DATASET ROWS
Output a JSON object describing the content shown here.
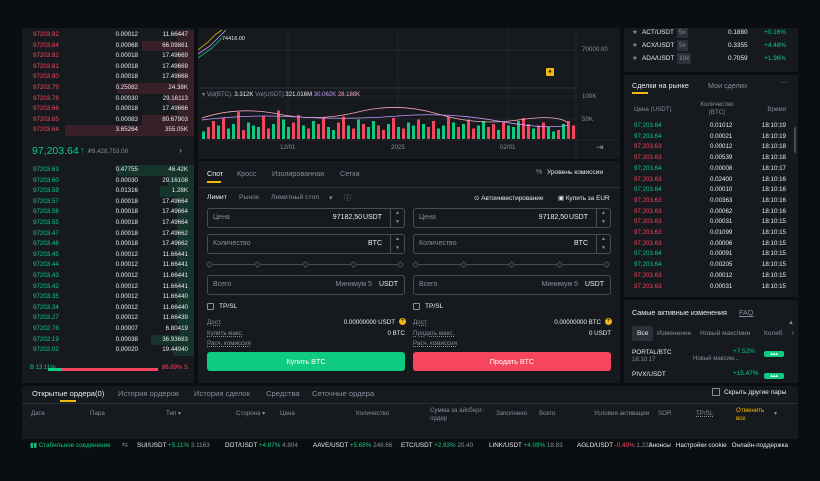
{
  "orderbook": {
    "asks": [
      {
        "price": "97203.92",
        "amount": "0.00012",
        "total": "11.66447",
        "depth": 0.1
      },
      {
        "price": "97203.84",
        "amount": "0.00068",
        "total": "66.09861",
        "depth": 0.3
      },
      {
        "price": "97203.82",
        "amount": "0.00018",
        "total": "17.49669",
        "depth": 0.1
      },
      {
        "price": "97203.81",
        "amount": "0.00018",
        "total": "17.49669",
        "depth": 0.1
      },
      {
        "price": "97203.80",
        "amount": "0.00018",
        "total": "17.49668",
        "depth": 0.1
      },
      {
        "price": "97203.79",
        "amount": "0.25082",
        "total": "24.38K",
        "depth": 0.45
      },
      {
        "price": "97203.78",
        "amount": "0.00030",
        "total": "29.16113",
        "depth": 0.15
      },
      {
        "price": "97203.66",
        "amount": "0.00018",
        "total": "17.49666",
        "depth": 0.1
      },
      {
        "price": "97203.65",
        "amount": "0.00083",
        "total": "80.67903",
        "depth": 0.3
      },
      {
        "price": "97203.64",
        "amount": "3.65264",
        "total": "355.05K",
        "depth": 0.75
      }
    ],
    "last_price": "97,203.64",
    "last_price_arrow": "↑",
    "mark_price": "₽9,428,753.08",
    "bids": [
      {
        "price": "97203.63",
        "amount": "0.47755",
        "total": "46.42K",
        "depth": 0.45
      },
      {
        "price": "97203.60",
        "amount": "0.00030",
        "total": "29.16108",
        "depth": 0.15
      },
      {
        "price": "97203.59",
        "amount": "0.01316",
        "total": "1.28K",
        "depth": 0.2
      },
      {
        "price": "97203.57",
        "amount": "0.00018",
        "total": "17.49664",
        "depth": 0.1
      },
      {
        "price": "97203.56",
        "amount": "0.00018",
        "total": "17.49664",
        "depth": 0.1
      },
      {
        "price": "97203.55",
        "amount": "0.00018",
        "total": "17.49664",
        "depth": 0.1
      },
      {
        "price": "97203.47",
        "amount": "0.00018",
        "total": "17.49662",
        "depth": 0.1
      },
      {
        "price": "97203.46",
        "amount": "0.00018",
        "total": "17.49662",
        "depth": 0.1
      },
      {
        "price": "97203.45",
        "amount": "0.00012",
        "total": "11.66441",
        "depth": 0.1
      },
      {
        "price": "97203.44",
        "amount": "0.00012",
        "total": "11.66441",
        "depth": 0.1
      },
      {
        "price": "97203.43",
        "amount": "0.00012",
        "total": "11.66441",
        "depth": 0.1
      },
      {
        "price": "97203.42",
        "amount": "0.00012",
        "total": "11.66441",
        "depth": 0.1
      },
      {
        "price": "97203.35",
        "amount": "0.00012",
        "total": "11.66440",
        "depth": 0.1
      },
      {
        "price": "97203.34",
        "amount": "0.00012",
        "total": "11.66440",
        "depth": 0.1
      },
      {
        "price": "97203.27",
        "amount": "0.00012",
        "total": "11.66439",
        "depth": 0.1
      },
      {
        "price": "97202.78",
        "amount": "0.00007",
        "total": "6.80419",
        "depth": 0.08
      },
      {
        "price": "97202.19",
        "amount": "0.00038",
        "total": "36.93683",
        "depth": 0.25
      },
      {
        "price": "97202.02",
        "amount": "0.00020",
        "total": "19.44040",
        "depth": 0.12
      }
    ],
    "buy_ratio_label": "B 13.11%",
    "sell_ratio_label": "86.89% S",
    "buy_ratio": 0.1311
  },
  "chart": {
    "top_label": "74416.00",
    "price_tick": "70000.00",
    "vol_legend_prefix": "Vol(BTC):",
    "vol_btc": "3.312K",
    "vol_usdt_prefix": "Vol(USDT):",
    "vol_usdt": "321.016M",
    "ma1": "30.062K",
    "ma2": "28.188K",
    "vol_ticks": [
      "100K",
      "50K"
    ],
    "x_labels": [
      "12/01",
      "2025",
      "02/01"
    ],
    "vol_bars": [
      5,
      8,
      12,
      9,
      14,
      7,
      10,
      18,
      6,
      11,
      9,
      8,
      15,
      7,
      10,
      19,
      13,
      8,
      11,
      16,
      9,
      7,
      12,
      10,
      14,
      8,
      6,
      11,
      15,
      9,
      7,
      13,
      10,
      8,
      12,
      9,
      6,
      10,
      14,
      8,
      7,
      11,
      9,
      13,
      10,
      8,
      12,
      7,
      9,
      15,
      11,
      8,
      10,
      13,
      7,
      9,
      12,
      8,
      10,
      6,
      11,
      9,
      8,
      12,
      14,
      10,
      7,
      9,
      11,
      8,
      5,
      6,
      10,
      12,
      9
    ],
    "vol_colors": "grrgrggrrgggrrgrggrrgrgrrggrrgrgrggrrgrgrggrgrrggrgrgrrggrrgrgggrrgrrggrg"
  },
  "trade": {
    "tabs": [
      "Спот",
      "Кросс",
      "Изолированная",
      "Сетка"
    ],
    "fee_level": "Уровень комиссии",
    "order_types": [
      "Лимит",
      "Рынок",
      "Лимитный стоп"
    ],
    "auto_invest": "Автоинвестирование",
    "buy_eur": "Купить за EUR",
    "price_label": "Цена",
    "price_value": "97182,50",
    "price_unit": "USDT",
    "qty_label": "Количество",
    "qty_unit": "BTC",
    "total_label": "Всего",
    "total_min": "Минимум 5",
    "total_unit": "USDT",
    "tpsl": "TP/SL",
    "avail_label": "Дост.",
    "avail_buy": "0.00000000 USDT",
    "avail_sell": "0.00000000 BTC",
    "max_buy_label": "Купить макс.",
    "max_buy": "0 BTC",
    "max_sell_label": "Продать макс.",
    "max_sell": "0 USDT",
    "fee_calc": "Расч. комиссия",
    "buy_btn": "Купить BTC",
    "sell_btn": "Продать BTC",
    "buy_color": "#0ecb81",
    "sell_color": "#f6465d"
  },
  "watchlist": [
    {
      "pair": "ACT/USDT",
      "lev": "5x",
      "price": "0.1880",
      "change": "+0.16%"
    },
    {
      "pair": "ACX/USDT",
      "lev": "5x",
      "price": "0.3355",
      "change": "+4.48%"
    },
    {
      "pair": "ADA/USDT",
      "lev": "10x",
      "price": "0.7059",
      "change": "+1.96%"
    }
  ],
  "market_trades": {
    "tabs": [
      "Сделки на рынке",
      "Мои сделки"
    ],
    "headers": [
      "Цена (USDT)",
      "Количество (BTC)",
      "Время"
    ],
    "rows": [
      {
        "p": "97,203.64",
        "q": "0.01012",
        "t": "18:10:19",
        "s": "g"
      },
      {
        "p": "97,203.64",
        "q": "0.00021",
        "t": "18:10:19",
        "s": "g"
      },
      {
        "p": "97,203.63",
        "q": "0.00012",
        "t": "18:10:18",
        "s": "r"
      },
      {
        "p": "97,203.63",
        "q": "0.00539",
        "t": "18:10:18",
        "s": "r"
      },
      {
        "p": "97,203.64",
        "q": "0.00008",
        "t": "18:10:17",
        "s": "g"
      },
      {
        "p": "97,203.63",
        "q": "0.02400",
        "t": "18:10:16",
        "s": "r"
      },
      {
        "p": "97,203.64",
        "q": "0.00010",
        "t": "18:10:16",
        "s": "g"
      },
      {
        "p": "97,203.63",
        "q": "0.00363",
        "t": "18:10:16",
        "s": "r"
      },
      {
        "p": "97,203.63",
        "q": "0.00062",
        "t": "18:10:16",
        "s": "r"
      },
      {
        "p": "97,203.63",
        "q": "0.00031",
        "t": "18:10:15",
        "s": "r"
      },
      {
        "p": "97,203.63",
        "q": "0.01099",
        "t": "18:10:15",
        "s": "r"
      },
      {
        "p": "97,203.63",
        "q": "0.00006",
        "t": "18:10:15",
        "s": "r"
      },
      {
        "p": "97,203.64",
        "q": "0.00091",
        "t": "18:10:15",
        "s": "g"
      },
      {
        "p": "97,203.64",
        "q": "0.00205",
        "t": "18:10:15",
        "s": "g"
      },
      {
        "p": "97,203.63",
        "q": "0.00012",
        "t": "18:10:15",
        "s": "r"
      },
      {
        "p": "97,203.63",
        "q": "0.00031",
        "t": "18:10:15",
        "s": "r"
      }
    ]
  },
  "movers": {
    "title": "Самые активные изменения",
    "faq": "FAQ",
    "tabs": [
      "Все",
      "Изменение",
      "Новый макс/мин",
      "Колеб"
    ],
    "items": [
      {
        "pair": "PORTAL/BTC",
        "time": "18:10:17",
        "change": "+7.52%",
        "desc": "Новый максим..."
      },
      {
        "pair": "PIVX/USDT",
        "time": "",
        "change": "+15.47%",
        "desc": ""
      }
    ]
  },
  "orders": {
    "tabs": [
      "Открытые ордера(0)",
      "История ордеров",
      "История сделок",
      "Средства",
      "Сеточные ордера"
    ],
    "hide_pairs": "Скрыть другие пары",
    "cols": [
      "Дата",
      "Пара",
      "Тип",
      "Сторона",
      "Цена",
      "Количество",
      "Сумма за айсберг-ордер",
      "Заполнено",
      "Всего",
      "Условия активации",
      "SOR",
      "TP/SL",
      "Отменить все"
    ]
  },
  "ticker": {
    "status": "Стабильное соединение",
    "items": [
      {
        "pair": "SUI/USDT",
        "change": "+5.11%",
        "price": "3.1163",
        "s": "g"
      },
      {
        "pair": "DOT/USDT",
        "change": "+4.87%",
        "price": "4.804",
        "s": "g"
      },
      {
        "pair": "AAVE/USDT",
        "change": "+5.68%",
        "price": "248.66",
        "s": "g"
      },
      {
        "pair": "ETC/USDT",
        "change": "+2.93%",
        "price": "20.40",
        "s": "g"
      },
      {
        "pair": "LINK/USDT",
        "change": "+4.09%",
        "price": "18.83",
        "s": "g"
      },
      {
        "pair": "AGLD/USDT",
        "change": "-0.49%",
        "price": "1.223",
        "s": "r"
      }
    ],
    "links": [
      "Анонсы",
      "Настройки cookie",
      "Онлайн-поддержка"
    ]
  }
}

YOUR GOAL
Return each line among the entries that holds the word "Продать".

ANSWER BELOW
    "max_sell_label": "Продать макс.",
    "sell_btn": "Продать BTC",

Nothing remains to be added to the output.